What you are asked to do |
Determine the number of lines where "JSON" occurs and reply with that number by itself.

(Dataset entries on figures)
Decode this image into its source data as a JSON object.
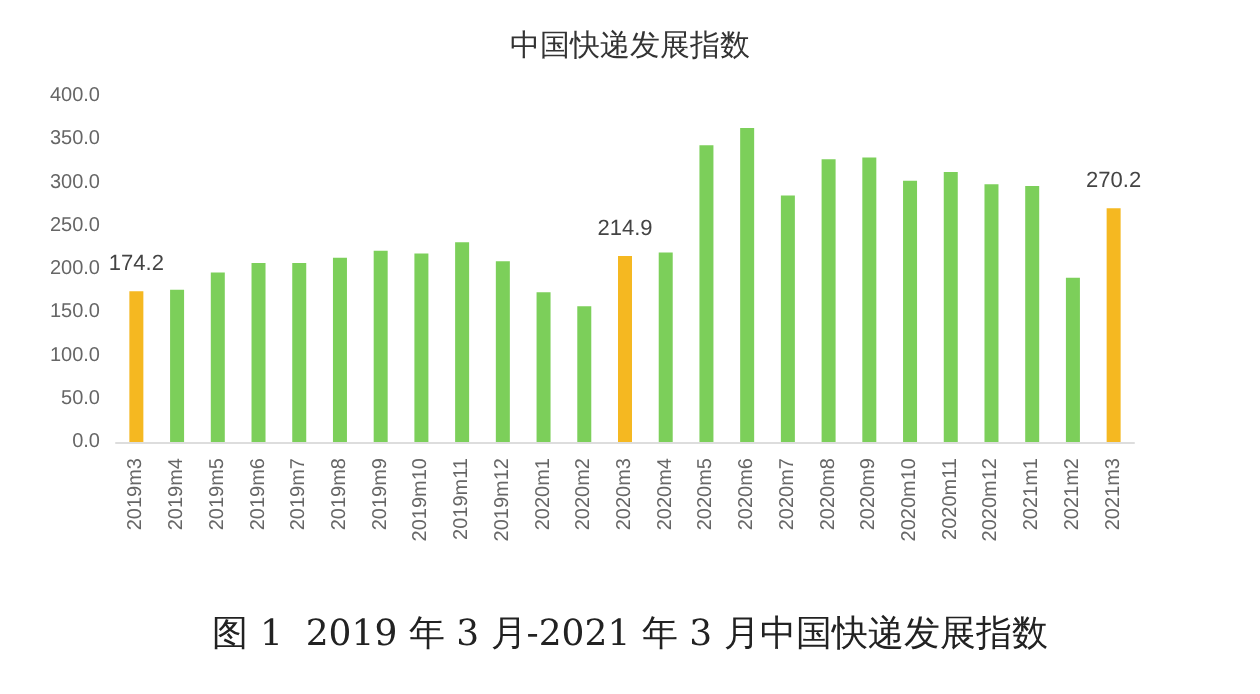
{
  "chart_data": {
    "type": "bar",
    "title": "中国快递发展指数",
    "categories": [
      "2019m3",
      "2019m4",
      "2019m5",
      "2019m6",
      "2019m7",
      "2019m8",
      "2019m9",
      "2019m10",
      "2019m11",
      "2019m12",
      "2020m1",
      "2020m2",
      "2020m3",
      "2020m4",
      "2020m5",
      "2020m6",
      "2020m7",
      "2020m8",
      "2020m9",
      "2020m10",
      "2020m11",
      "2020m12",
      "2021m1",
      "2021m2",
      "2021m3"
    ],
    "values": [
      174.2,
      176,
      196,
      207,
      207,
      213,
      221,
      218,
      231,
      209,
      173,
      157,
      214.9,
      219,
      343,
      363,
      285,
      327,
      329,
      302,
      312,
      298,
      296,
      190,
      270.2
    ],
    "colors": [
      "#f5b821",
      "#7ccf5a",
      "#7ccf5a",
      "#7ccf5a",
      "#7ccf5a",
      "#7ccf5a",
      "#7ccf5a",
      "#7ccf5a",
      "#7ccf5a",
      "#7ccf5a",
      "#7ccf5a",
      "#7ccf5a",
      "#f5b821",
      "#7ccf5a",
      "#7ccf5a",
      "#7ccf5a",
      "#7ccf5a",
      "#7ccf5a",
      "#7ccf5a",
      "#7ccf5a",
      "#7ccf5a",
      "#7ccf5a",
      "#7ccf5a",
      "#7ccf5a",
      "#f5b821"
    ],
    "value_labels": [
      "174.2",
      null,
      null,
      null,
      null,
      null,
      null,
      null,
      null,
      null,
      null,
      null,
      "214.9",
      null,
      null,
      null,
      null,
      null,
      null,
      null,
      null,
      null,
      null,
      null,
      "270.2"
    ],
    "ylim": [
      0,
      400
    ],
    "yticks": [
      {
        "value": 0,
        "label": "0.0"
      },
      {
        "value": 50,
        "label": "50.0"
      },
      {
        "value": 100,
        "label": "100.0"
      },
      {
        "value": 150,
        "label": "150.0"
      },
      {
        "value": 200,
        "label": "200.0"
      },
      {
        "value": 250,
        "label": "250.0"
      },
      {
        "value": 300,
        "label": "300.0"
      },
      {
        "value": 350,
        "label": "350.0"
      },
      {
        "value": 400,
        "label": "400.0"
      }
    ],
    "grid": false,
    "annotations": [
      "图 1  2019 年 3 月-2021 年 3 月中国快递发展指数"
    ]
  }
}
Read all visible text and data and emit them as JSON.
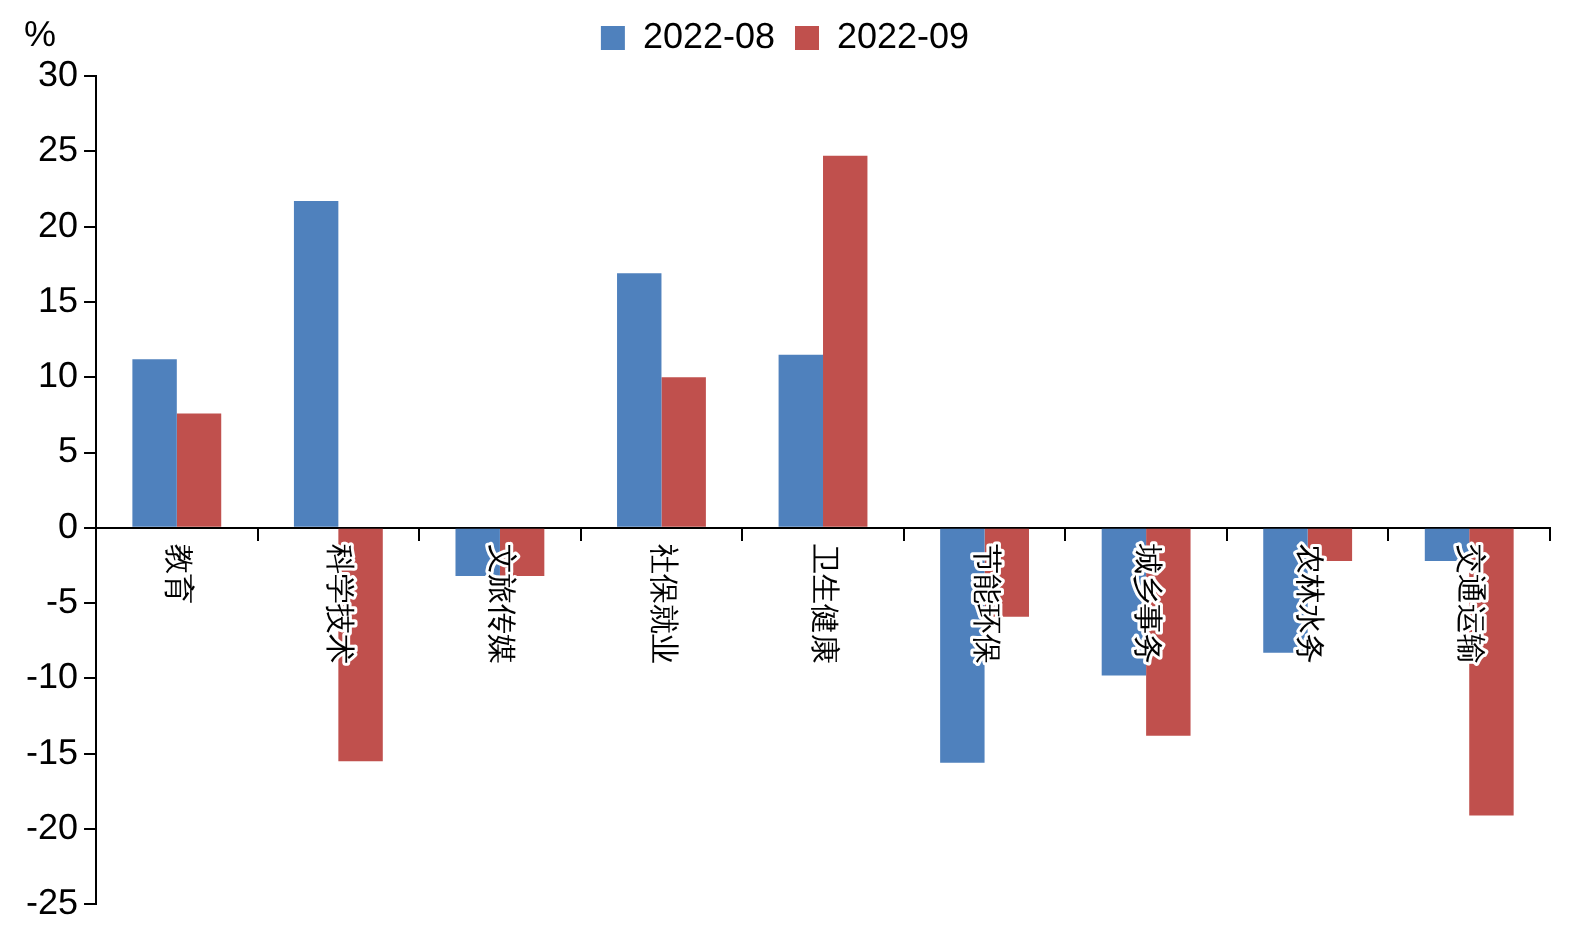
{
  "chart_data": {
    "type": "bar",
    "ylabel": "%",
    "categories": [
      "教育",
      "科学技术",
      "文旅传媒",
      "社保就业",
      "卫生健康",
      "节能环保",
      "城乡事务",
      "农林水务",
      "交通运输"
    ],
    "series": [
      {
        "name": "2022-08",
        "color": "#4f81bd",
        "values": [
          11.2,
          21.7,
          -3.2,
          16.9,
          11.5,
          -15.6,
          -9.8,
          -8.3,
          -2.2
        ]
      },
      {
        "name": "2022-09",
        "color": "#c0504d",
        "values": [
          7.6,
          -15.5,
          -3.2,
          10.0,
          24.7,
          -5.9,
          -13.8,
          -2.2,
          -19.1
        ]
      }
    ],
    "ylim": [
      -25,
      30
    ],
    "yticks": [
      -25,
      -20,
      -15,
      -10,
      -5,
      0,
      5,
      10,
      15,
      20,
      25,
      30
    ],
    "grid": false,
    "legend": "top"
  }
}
---
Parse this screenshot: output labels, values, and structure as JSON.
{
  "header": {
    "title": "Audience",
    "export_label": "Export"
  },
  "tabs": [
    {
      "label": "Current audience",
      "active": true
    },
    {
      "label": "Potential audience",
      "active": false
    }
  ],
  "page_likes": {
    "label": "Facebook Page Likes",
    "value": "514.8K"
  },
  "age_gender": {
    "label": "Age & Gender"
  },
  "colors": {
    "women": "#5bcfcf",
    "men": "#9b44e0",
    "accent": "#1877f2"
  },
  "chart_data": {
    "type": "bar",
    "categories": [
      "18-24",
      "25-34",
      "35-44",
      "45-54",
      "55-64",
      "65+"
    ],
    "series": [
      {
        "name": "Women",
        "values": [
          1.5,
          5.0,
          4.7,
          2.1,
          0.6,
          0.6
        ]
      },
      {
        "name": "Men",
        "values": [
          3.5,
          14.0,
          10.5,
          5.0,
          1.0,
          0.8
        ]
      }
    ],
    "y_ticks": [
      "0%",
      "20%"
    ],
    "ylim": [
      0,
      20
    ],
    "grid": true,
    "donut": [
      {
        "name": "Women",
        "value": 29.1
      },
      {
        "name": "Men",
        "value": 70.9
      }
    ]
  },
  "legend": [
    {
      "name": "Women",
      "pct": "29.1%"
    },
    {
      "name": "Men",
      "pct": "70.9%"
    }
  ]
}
==
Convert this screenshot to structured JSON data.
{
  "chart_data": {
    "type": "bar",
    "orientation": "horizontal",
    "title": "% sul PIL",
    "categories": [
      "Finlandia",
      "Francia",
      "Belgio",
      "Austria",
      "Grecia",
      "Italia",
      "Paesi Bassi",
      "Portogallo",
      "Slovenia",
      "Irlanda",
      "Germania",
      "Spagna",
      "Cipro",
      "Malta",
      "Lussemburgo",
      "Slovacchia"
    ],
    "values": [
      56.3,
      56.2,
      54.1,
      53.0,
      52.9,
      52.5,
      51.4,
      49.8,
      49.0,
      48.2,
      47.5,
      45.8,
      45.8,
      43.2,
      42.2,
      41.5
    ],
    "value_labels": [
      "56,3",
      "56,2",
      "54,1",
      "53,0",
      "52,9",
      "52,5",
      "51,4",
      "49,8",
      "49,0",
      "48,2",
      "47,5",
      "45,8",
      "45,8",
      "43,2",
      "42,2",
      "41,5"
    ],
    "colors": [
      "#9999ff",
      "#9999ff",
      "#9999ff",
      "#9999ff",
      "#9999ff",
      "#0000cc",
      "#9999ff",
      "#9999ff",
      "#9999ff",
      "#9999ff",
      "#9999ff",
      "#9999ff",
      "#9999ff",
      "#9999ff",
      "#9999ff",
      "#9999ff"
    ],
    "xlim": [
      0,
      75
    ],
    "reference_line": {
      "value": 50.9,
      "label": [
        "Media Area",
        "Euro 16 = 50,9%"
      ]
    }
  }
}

The output |
4